▶ Required work: Copy out the whole listing exactly as written, leaving the pictures behind.

▶ Records to use:
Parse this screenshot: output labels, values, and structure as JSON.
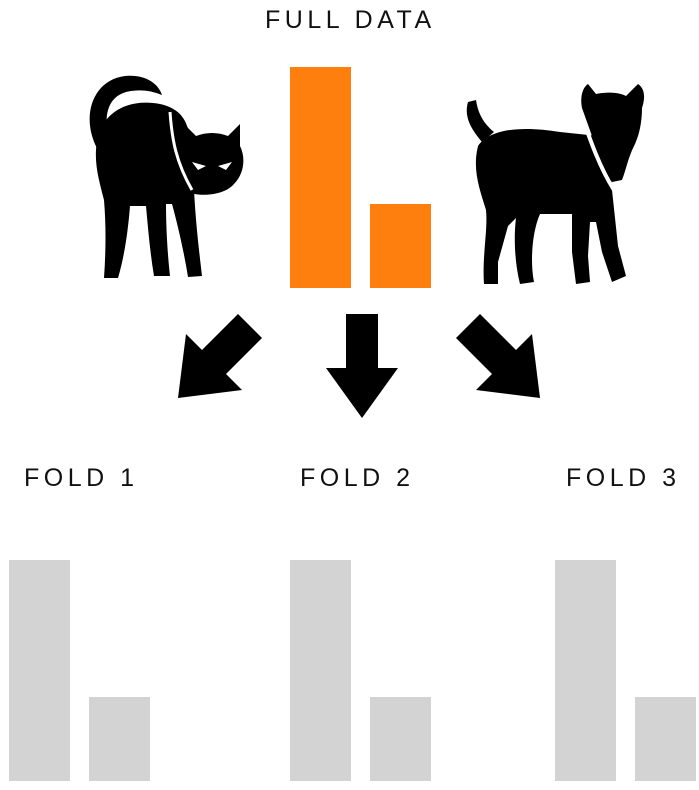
{
  "title": "FULL DATA",
  "full_data": {
    "categories": [
      "cat",
      "dog"
    ],
    "values": [
      1.0,
      0.38
    ],
    "color": "#FF7F0E"
  },
  "folds": [
    {
      "label": "FOLD 1",
      "values": [
        1.0,
        0.38
      ]
    },
    {
      "label": "FOLD 2",
      "values": [
        1.0,
        0.38
      ]
    },
    {
      "label": "FOLD 3",
      "values": [
        1.0,
        0.38
      ]
    }
  ],
  "fold_color": "#D3D3D3",
  "icons": [
    "cat-icon",
    "dog-icon",
    "arrow-down-left-icon",
    "arrow-down-icon",
    "arrow-down-right-icon"
  ]
}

▶ Result of the task:
Parse this screenshot: output labels, values, and structure as JSON.
{
  "title": "FULL DATA",
  "full_data": {
    "categories": [
      "cat",
      "dog"
    ],
    "values": [
      1.0,
      0.38
    ],
    "color": "#FF7F0E"
  },
  "folds": [
    {
      "label": "FOLD 1",
      "values": [
        1.0,
        0.38
      ]
    },
    {
      "label": "FOLD 2",
      "values": [
        1.0,
        0.38
      ]
    },
    {
      "label": "FOLD 3",
      "values": [
        1.0,
        0.38
      ]
    }
  ],
  "fold_color": "#D3D3D3",
  "icons": [
    "cat-icon",
    "dog-icon",
    "arrow-down-left-icon",
    "arrow-down-icon",
    "arrow-down-right-icon"
  ]
}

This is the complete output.